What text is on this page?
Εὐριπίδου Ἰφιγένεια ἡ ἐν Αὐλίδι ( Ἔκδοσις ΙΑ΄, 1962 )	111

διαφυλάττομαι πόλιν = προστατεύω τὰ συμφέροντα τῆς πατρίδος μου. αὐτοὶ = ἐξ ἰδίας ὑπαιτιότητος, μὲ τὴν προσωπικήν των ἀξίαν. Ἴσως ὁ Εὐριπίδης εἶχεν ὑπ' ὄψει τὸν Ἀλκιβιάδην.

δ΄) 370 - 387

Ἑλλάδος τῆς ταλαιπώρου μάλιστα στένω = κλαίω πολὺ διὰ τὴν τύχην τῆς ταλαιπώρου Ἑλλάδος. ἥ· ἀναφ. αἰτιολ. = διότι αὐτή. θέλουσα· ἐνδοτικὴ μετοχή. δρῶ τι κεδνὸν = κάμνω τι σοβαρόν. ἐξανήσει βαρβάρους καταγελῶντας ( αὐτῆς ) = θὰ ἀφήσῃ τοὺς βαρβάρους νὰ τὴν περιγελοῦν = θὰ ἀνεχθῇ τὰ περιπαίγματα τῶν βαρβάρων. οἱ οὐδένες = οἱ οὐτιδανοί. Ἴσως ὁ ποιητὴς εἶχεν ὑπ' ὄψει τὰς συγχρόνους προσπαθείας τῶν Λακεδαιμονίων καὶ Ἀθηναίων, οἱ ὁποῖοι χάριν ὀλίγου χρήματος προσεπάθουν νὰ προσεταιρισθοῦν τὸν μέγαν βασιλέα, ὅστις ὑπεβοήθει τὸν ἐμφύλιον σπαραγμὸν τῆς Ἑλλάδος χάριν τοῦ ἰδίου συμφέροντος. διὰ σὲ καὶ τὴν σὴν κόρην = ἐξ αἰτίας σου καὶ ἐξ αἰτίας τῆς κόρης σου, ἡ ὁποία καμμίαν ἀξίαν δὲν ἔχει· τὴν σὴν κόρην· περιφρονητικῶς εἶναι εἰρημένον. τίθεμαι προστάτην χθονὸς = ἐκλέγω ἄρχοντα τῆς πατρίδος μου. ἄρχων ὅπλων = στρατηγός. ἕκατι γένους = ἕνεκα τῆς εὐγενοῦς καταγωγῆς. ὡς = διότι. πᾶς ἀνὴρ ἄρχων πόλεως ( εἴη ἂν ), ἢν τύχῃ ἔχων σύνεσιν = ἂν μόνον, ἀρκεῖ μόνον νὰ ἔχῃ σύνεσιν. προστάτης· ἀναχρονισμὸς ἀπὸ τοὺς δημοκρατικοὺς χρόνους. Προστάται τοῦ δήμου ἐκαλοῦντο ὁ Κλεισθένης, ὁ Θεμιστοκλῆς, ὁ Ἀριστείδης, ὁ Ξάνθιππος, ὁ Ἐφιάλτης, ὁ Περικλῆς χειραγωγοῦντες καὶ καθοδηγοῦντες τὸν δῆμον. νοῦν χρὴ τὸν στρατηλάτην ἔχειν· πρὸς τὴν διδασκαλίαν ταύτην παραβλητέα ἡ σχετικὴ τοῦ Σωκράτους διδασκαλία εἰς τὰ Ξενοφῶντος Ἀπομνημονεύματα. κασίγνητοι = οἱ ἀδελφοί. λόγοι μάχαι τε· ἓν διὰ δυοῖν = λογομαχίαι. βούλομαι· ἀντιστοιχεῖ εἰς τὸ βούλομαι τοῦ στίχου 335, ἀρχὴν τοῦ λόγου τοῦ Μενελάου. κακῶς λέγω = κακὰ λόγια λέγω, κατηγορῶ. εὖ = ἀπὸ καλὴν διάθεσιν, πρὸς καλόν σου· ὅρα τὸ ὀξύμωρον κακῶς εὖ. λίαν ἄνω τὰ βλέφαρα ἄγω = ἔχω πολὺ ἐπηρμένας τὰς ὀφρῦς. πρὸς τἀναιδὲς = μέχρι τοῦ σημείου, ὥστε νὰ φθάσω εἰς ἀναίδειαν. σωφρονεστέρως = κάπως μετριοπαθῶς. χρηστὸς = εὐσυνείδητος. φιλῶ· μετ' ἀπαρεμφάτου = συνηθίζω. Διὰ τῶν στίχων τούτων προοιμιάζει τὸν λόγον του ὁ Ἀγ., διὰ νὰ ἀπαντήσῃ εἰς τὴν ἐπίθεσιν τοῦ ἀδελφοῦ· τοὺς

Requirements:
Output all of the data again. Match it exactly.

Right answer:
What text is on this page?
Εὐριπίδου Ἰφιγένεια ἡ ἐν Αὐλίδι ( Ἔκδοσις ΙΑ΄, 1962 )	111

διαφυλάττομαι πόλιν = προστατεύω τὰ συμφέροντα τῆς πατρίδος μου. αὐτοὶ = ἐξ ἰδίας ὑπαιτιότητος, μὲ τὴν προσωπικήν των ἀξίαν. Ἴσως ὁ Εὐριπίδης εἶχεν ὑπ' ὄψει τὸν Ἀλκιβιάδην.

δ΄) 370 - 387

Ἑλλάδος τῆς ταλαιπώρου μάλιστα στένω = κλαίω πολὺ διὰ τὴν τύχην τῆς ταλαιπώρου Ἑλλάδος. ἥ· ἀναφ. αἰτιολ. = διότι αὐτή. θέλουσα· ἐνδοτικὴ μετοχή. δρῶ τι κεδνὸν = κάμνω τι σοβαρόν. ἐξανήσει βαρβάρους καταγελῶντας ( αὐτῆς ) = θὰ ἀφήσῃ τοὺς βαρβάρους νὰ τὴν περιγελοῦν = θὰ ἀνεχθῇ τὰ περιπαίγματα τῶν βαρβάρων. οἱ οὐδένες = οἱ οὐτιδανοί. Ἴσως ὁ ποιητὴς εἶχεν ὑπ' ὄψει τὰς συγχρόνους προσπαθείας τῶν Λακεδαιμονίων καὶ Ἀθηναίων, οἱ ὁποῖοι χάριν ὀλίγου χρήματος προσεπάθουν νὰ προσεταιρισθοῦν τὸν μέγαν βασιλέα, ὅστις ὑπεβοήθει τὸν ἐμφύλιον σπαραγμὸν τῆς Ἑλλάδος χάριν τοῦ ἰδίου συμφέροντος. διὰ σὲ καὶ τὴν σὴν κόρην = ἐξ αἰτίας σου καὶ ἐξ αἰτίας τῆς κόρης σου, ἡ ὁποία καμμίαν ἀξίαν δὲν ἔχει· τὴν σὴν κόρην· περιφρονητικῶς εἶναι εἰρημένον. τίθεμαι προστάτην χθονὸς = ἐκλέγω ἄρχοντα τῆς πατρίδος μου. ἄρχων ὅπλων = στρατηγός. ἕκατι γένους = ἕνεκα τῆς εὐγενοῦς καταγωγῆς. ὡς = διότι. πᾶς ἀνὴρ ἄρχων πόλεως ( εἴη ἂν ), ἢν τύχῃ ἔχων σύνεσιν = ἂν μόνον, ἀρκεῖ μόνον νὰ ἔχῃ σύνεσιν. προστάτης· ἀναχρονισμὸς ἀπὸ τοὺς δημοκρατικοὺς χρόνους. Προστάται τοῦ δήμου ἐκαλοῦντο ὁ Κλεισθένης, ὁ Θεμιστοκλῆς, ὁ Ἀριστείδης, ὁ Ξάνθιππος, ὁ Ἐφιάλτης, ὁ Περικλῆς χειραγωγοῦντες καὶ καθοδηγοῦντες τὸν δῆμον. νοῦν χρὴ τὸν στρατηλάτην ἔχειν· πρὸς τὴν διδασκαλίαν ταύτην παραβλητέα ἡ σχετικὴ τοῦ Σωκράτους διδασκαλία εἰς τὰ Ξενοφῶντος Ἀπομνημονεύματα. κασίγνητοι = οἱ ἀδελφοί. λόγοι μάχαι τε· ἓν διὰ δυοῖν = λογομαχίαι. βούλομαι· ἀντιστοιχεῖ εἰς τὸ βούλομαι τοῦ στίχου 335, ἀρχὴν τοῦ λόγου τοῦ Μενελάου. κακῶς λέγω = κακὰ λόγια λέγω, κατηγορῶ. εὖ = ἀπὸ καλὴν διάθεσιν, πρὸς καλόν σου· ὅρα τὸ ὀξύμωρον κακῶς εὖ. λίαν ἄνω τὰ βλέφαρα ἄγω = ἔχω πολὺ ἐπηρμένας τὰς ὀφρῦς. πρὸς τἀναιδὲς = μέχρι τοῦ σημείου, ὥστε νὰ φθάσω εἰς ἀναίδειαν. σωφρονεστέρως = κάπως μετριοπαθῶς. χρηστὸς = εὐσυνείδητος. φιλῶ· μετ' ἀπαρεμφάτου = συνηθίζω. Διὰ τῶν στίχων τούτων προοιμιάζει τὸν λόγον του ὁ Ἀγ., διὰ νὰ ἀπαντήσῃ εἰς τὴν ἐπίθεσιν τοῦ ἀδελφοῦ· τοὺς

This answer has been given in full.